# LISTING
-*-

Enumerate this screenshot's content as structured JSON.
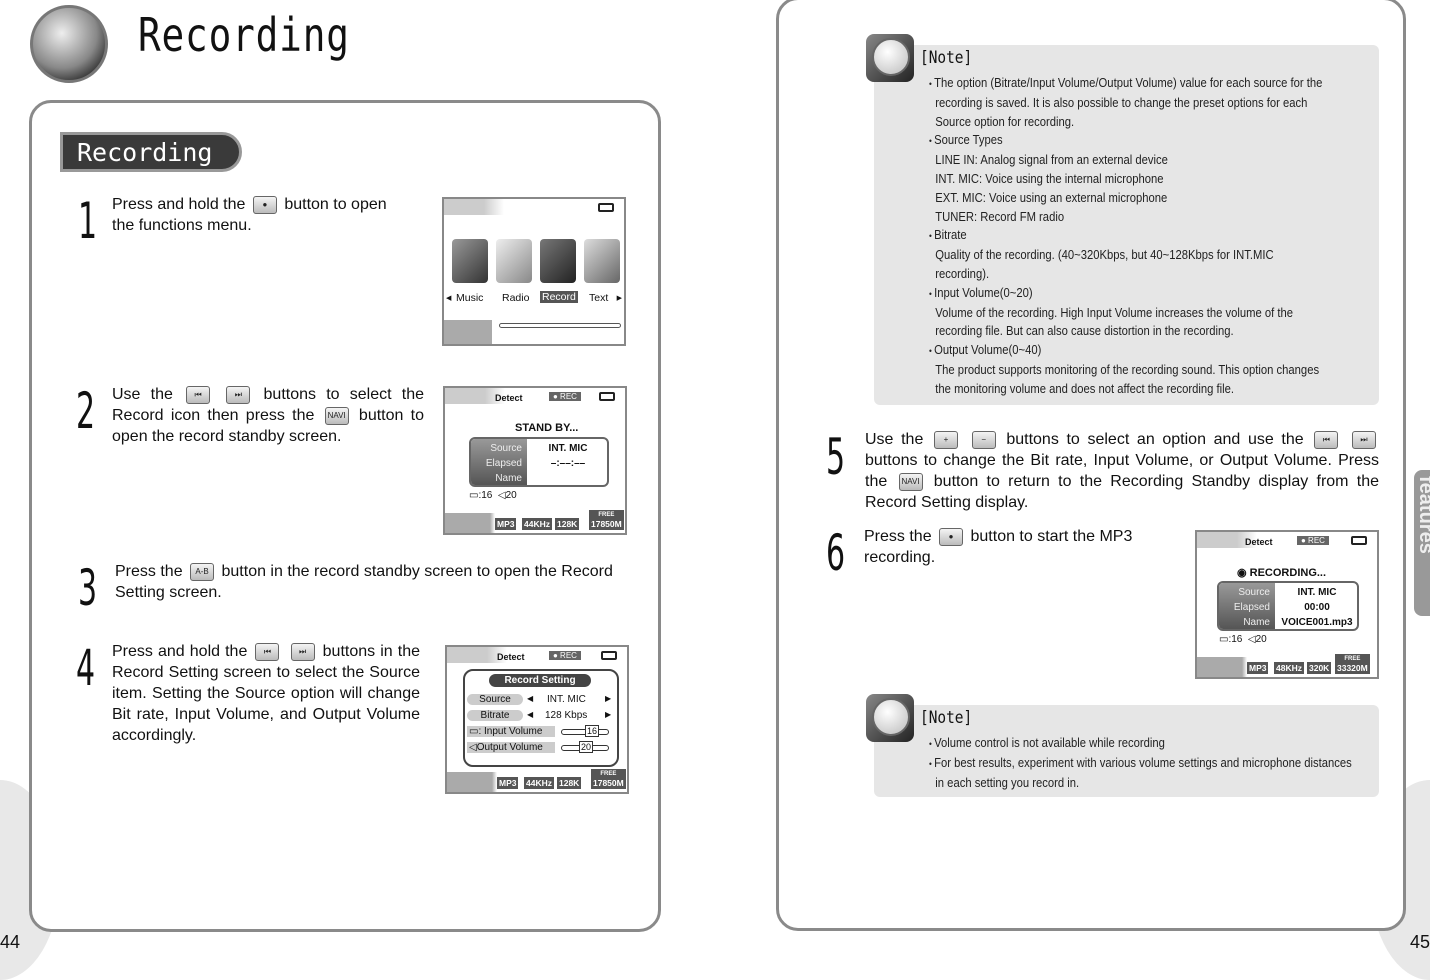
{
  "left_page": {
    "title": "Recording",
    "section": "Recording",
    "page_number": "44",
    "steps": [
      {
        "num": "1",
        "segments": [
          {
            "t": "Press and hold the"
          },
          {
            "btn": "●",
            "name": "rec-button-icon"
          },
          {
            "t": "button to open the functions menu."
          }
        ]
      },
      {
        "num": "2",
        "segments": [
          {
            "t": "Use the"
          },
          {
            "btn": "⏮",
            "name": "prev-button-icon"
          },
          {
            "btn": "⏭",
            "name": "next-button-icon"
          },
          {
            "t": "buttons to select the Record icon then press the"
          },
          {
            "btn": "NAVI",
            "name": "navi-button-icon"
          },
          {
            "t": "button to open the record standby screen."
          }
        ]
      },
      {
        "num": "3",
        "segments": [
          {
            "t": "Press the"
          },
          {
            "btn": "A-B",
            "name": "ab-button-icon"
          },
          {
            "t": "button in the record standby screen to open the Record Setting screen."
          }
        ]
      },
      {
        "num": "4",
        "segments": [
          {
            "t": "Press and hold the"
          },
          {
            "btn": "⏮",
            "name": "prev-button-icon"
          },
          {
            "btn": "⏭",
            "name": "next-button-icon"
          },
          {
            "t": "buttons in the Record Setting screen to select the Source item. Setting the Source option will change Bit rate, Input Volume, and Output Volume accordingly."
          }
        ]
      }
    ],
    "screen_menu": {
      "items": [
        "Music",
        "Radio",
        "Record",
        "Text"
      ],
      "selected": "Record"
    },
    "screen_standby": {
      "detect": "Detect",
      "rec": "● REC",
      "status": "STAND BY...",
      "labels": [
        "Source",
        "Elapsed",
        "Name"
      ],
      "values": [
        "INT. MIC",
        "–:––:––",
        ""
      ],
      "input_vol": ":16",
      "output_vol": "20",
      "tags": [
        "MP3",
        "44KHz",
        "128K"
      ],
      "free_label": "FREE",
      "free": "17850M"
    },
    "screen_setting": {
      "detect": "Detect",
      "rec": "● REC",
      "title": "Record Setting",
      "rows": [
        {
          "label": "Source",
          "value": "INT. MIC"
        },
        {
          "label": "Bitrate",
          "value": "128 Kbps"
        }
      ],
      "input_label": ": Input Volume",
      "input_value": "16",
      "output_label": "Output Volume",
      "output_value": "20",
      "tags": [
        "MP3",
        "44KHz",
        "128K"
      ],
      "free_label": "FREE",
      "free": "17850M"
    }
  },
  "right_page": {
    "page_number": "45",
    "side_tab": "Useful features",
    "note1": {
      "title": "[Note]",
      "lines": [
        {
          "k": "b",
          "t": "The option (Bitrate/Input Volume/Output Volume) value for each source for the"
        },
        {
          "k": "i",
          "t": "recording is saved. It is also possible to change the preset options for each"
        },
        {
          "k": "i",
          "t": "Source option for recording."
        },
        {
          "k": "b",
          "t": "Source Types"
        },
        {
          "k": "i",
          "t": "LINE IN: Analog signal from an external device"
        },
        {
          "k": "i",
          "t": "INT. MIC: Voice using the internal microphone"
        },
        {
          "k": "i",
          "t": "EXT. MIC: Voice using an external microphone"
        },
        {
          "k": "i",
          "t": "TUNER: Record FM radio"
        },
        {
          "k": "b",
          "t": "Bitrate"
        },
        {
          "k": "i",
          "t": "Quality of the recording. (40~320Kbps, but 40~128Kbps for INT.MIC"
        },
        {
          "k": "i",
          "t": "recording)."
        },
        {
          "k": "b",
          "t": "Input Volume(0~20)"
        },
        {
          "k": "i",
          "t": "Volume of the recording. High Input Volume increases the volume of the"
        },
        {
          "k": "i",
          "t": "recording file. But can also cause distortion in the recording."
        },
        {
          "k": "b",
          "t": "Output Volume(0~40)"
        },
        {
          "k": "i",
          "t": "The product supports monitoring of the recording sound. This option changes"
        },
        {
          "k": "i",
          "t": "the monitoring volume and does not affect the recording file."
        }
      ]
    },
    "steps": [
      {
        "num": "5",
        "segments": [
          {
            "t": "Use the"
          },
          {
            "btn": "+",
            "name": "plus-button-icon"
          },
          {
            "btn": "−",
            "name": "minus-button-icon"
          },
          {
            "t": "buttons to select an option and use the"
          },
          {
            "btn": "⏮",
            "name": "prev-button-icon"
          },
          {
            "btn": "⏭",
            "name": "next-button-icon"
          },
          {
            "t": "buttons to change the Bit rate, Input Volume, or Output Volume. Press the"
          },
          {
            "btn": "NAVI",
            "name": "navi-button-icon"
          },
          {
            "t": "button to return to the Recording Standby display from the Record Setting display."
          }
        ]
      },
      {
        "num": "6",
        "segments": [
          {
            "t": "Press the"
          },
          {
            "btn": "●",
            "name": "rec-button-icon"
          },
          {
            "t": "button to start the MP3 recording."
          }
        ]
      }
    ],
    "screen_recording": {
      "detect": "Detect",
      "rec": "● REC",
      "status": "RECORDING...",
      "labels": [
        "Source",
        "Elapsed",
        "Name"
      ],
      "values": [
        "INT. MIC",
        "00:00",
        "VOICE001.mp3"
      ],
      "input_vol": ":16",
      "output_vol": "20",
      "tags": [
        "MP3",
        "48KHz",
        "320K"
      ],
      "free_label": "FREE",
      "free": "33320M"
    },
    "note2": {
      "title": "[Note]",
      "lines": [
        {
          "k": "b",
          "t": "Volume control is not available while recording"
        },
        {
          "k": "b",
          "t": "For best results, experiment with various volume settings and microphone distances"
        },
        {
          "k": "i",
          "t": "in each setting you record in."
        }
      ]
    }
  }
}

-*-

# THE PROBLEM
Copy the listing exactly. Any image in it stays out of the copy.

# PROBLEM SOLUTION
Enumerate this screenshot's content as structured JSON.
{
  "left_page": {
    "title": "Recording",
    "section": "Recording",
    "page_number": "44",
    "steps": [
      {
        "num": "1",
        "segments": [
          {
            "t": "Press and hold the"
          },
          {
            "btn": "●",
            "name": "rec-button-icon"
          },
          {
            "t": "button to open the functions menu."
          }
        ]
      },
      {
        "num": "2",
        "segments": [
          {
            "t": "Use the"
          },
          {
            "btn": "⏮",
            "name": "prev-button-icon"
          },
          {
            "btn": "⏭",
            "name": "next-button-icon"
          },
          {
            "t": "buttons to select the Record icon then press the"
          },
          {
            "btn": "NAVI",
            "name": "navi-button-icon"
          },
          {
            "t": "button to open the record standby screen."
          }
        ]
      },
      {
        "num": "3",
        "segments": [
          {
            "t": "Press the"
          },
          {
            "btn": "A-B",
            "name": "ab-button-icon"
          },
          {
            "t": "button in the record standby screen to open the Record Setting screen."
          }
        ]
      },
      {
        "num": "4",
        "segments": [
          {
            "t": "Press and hold the"
          },
          {
            "btn": "⏮",
            "name": "prev-button-icon"
          },
          {
            "btn": "⏭",
            "name": "next-button-icon"
          },
          {
            "t": "buttons in the Record Setting screen to select the Source item. Setting the Source option will change Bit rate, Input Volume, and Output Volume accordingly."
          }
        ]
      }
    ],
    "screen_menu": {
      "items": [
        "Music",
        "Radio",
        "Record",
        "Text"
      ],
      "selected": "Record"
    },
    "screen_standby": {
      "detect": "Detect",
      "rec": "● REC",
      "status": "STAND BY...",
      "labels": [
        "Source",
        "Elapsed",
        "Name"
      ],
      "values": [
        "INT. MIC",
        "–:––:––",
        ""
      ],
      "input_vol": ":16",
      "output_vol": "20",
      "tags": [
        "MP3",
        "44KHz",
        "128K"
      ],
      "free_label": "FREE",
      "free": "17850M"
    },
    "screen_setting": {
      "detect": "Detect",
      "rec": "● REC",
      "title": "Record Setting",
      "rows": [
        {
          "label": "Source",
          "value": "INT. MIC"
        },
        {
          "label": "Bitrate",
          "value": "128 Kbps"
        }
      ],
      "input_label": ": Input Volume",
      "input_value": "16",
      "output_label": "Output Volume",
      "output_value": "20",
      "tags": [
        "MP3",
        "44KHz",
        "128K"
      ],
      "free_label": "FREE",
      "free": "17850M"
    }
  },
  "right_page": {
    "page_number": "45",
    "side_tab": "Useful features",
    "note1": {
      "title": "[Note]",
      "lines": [
        {
          "k": "b",
          "t": "The option (Bitrate/Input Volume/Output Volume) value for each source for the"
        },
        {
          "k": "i",
          "t": "recording is saved. It is also possible to change the preset options for each"
        },
        {
          "k": "i",
          "t": "Source option for recording."
        },
        {
          "k": "b",
          "t": "Source Types"
        },
        {
          "k": "i",
          "t": "LINE IN: Analog signal from an external device"
        },
        {
          "k": "i",
          "t": "INT. MIC: Voice using the internal microphone"
        },
        {
          "k": "i",
          "t": "EXT. MIC: Voice using an external microphone"
        },
        {
          "k": "i",
          "t": "TUNER: Record FM radio"
        },
        {
          "k": "b",
          "t": "Bitrate"
        },
        {
          "k": "i",
          "t": "Quality of the recording. (40~320Kbps, but 40~128Kbps for INT.MIC"
        },
        {
          "k": "i",
          "t": "recording)."
        },
        {
          "k": "b",
          "t": "Input Volume(0~20)"
        },
        {
          "k": "i",
          "t": "Volume of the recording. High Input Volume increases the volume of the"
        },
        {
          "k": "i",
          "t": "recording file. But can also cause distortion in the recording."
        },
        {
          "k": "b",
          "t": "Output Volume(0~40)"
        },
        {
          "k": "i",
          "t": "The product supports monitoring of the recording sound. This option changes"
        },
        {
          "k": "i",
          "t": "the monitoring volume and does not affect the recording file."
        }
      ]
    },
    "steps": [
      {
        "num": "5",
        "segments": [
          {
            "t": "Use the"
          },
          {
            "btn": "+",
            "name": "plus-button-icon"
          },
          {
            "btn": "−",
            "name": "minus-button-icon"
          },
          {
            "t": "buttons to select an option and use the"
          },
          {
            "btn": "⏮",
            "name": "prev-button-icon"
          },
          {
            "btn": "⏭",
            "name": "next-button-icon"
          },
          {
            "t": "buttons to change the Bit rate, Input Volume, or Output Volume. Press the"
          },
          {
            "btn": "NAVI",
            "name": "navi-button-icon"
          },
          {
            "t": "button to return to the Recording Standby display from the Record Setting display."
          }
        ]
      },
      {
        "num": "6",
        "segments": [
          {
            "t": "Press the"
          },
          {
            "btn": "●",
            "name": "rec-button-icon"
          },
          {
            "t": "button to start the MP3 recording."
          }
        ]
      }
    ],
    "screen_recording": {
      "detect": "Detect",
      "rec": "● REC",
      "status": "RECORDING...",
      "labels": [
        "Source",
        "Elapsed",
        "Name"
      ],
      "values": [
        "INT. MIC",
        "00:00",
        "VOICE001.mp3"
      ],
      "input_vol": ":16",
      "output_vol": "20",
      "tags": [
        "MP3",
        "48KHz",
        "320K"
      ],
      "free_label": "FREE",
      "free": "33320M"
    },
    "note2": {
      "title": "[Note]",
      "lines": [
        {
          "k": "b",
          "t": "Volume control is not available while recording"
        },
        {
          "k": "b",
          "t": "For best results, experiment with various volume settings and microphone distances"
        },
        {
          "k": "i",
          "t": "in each setting you record in."
        }
      ]
    }
  }
}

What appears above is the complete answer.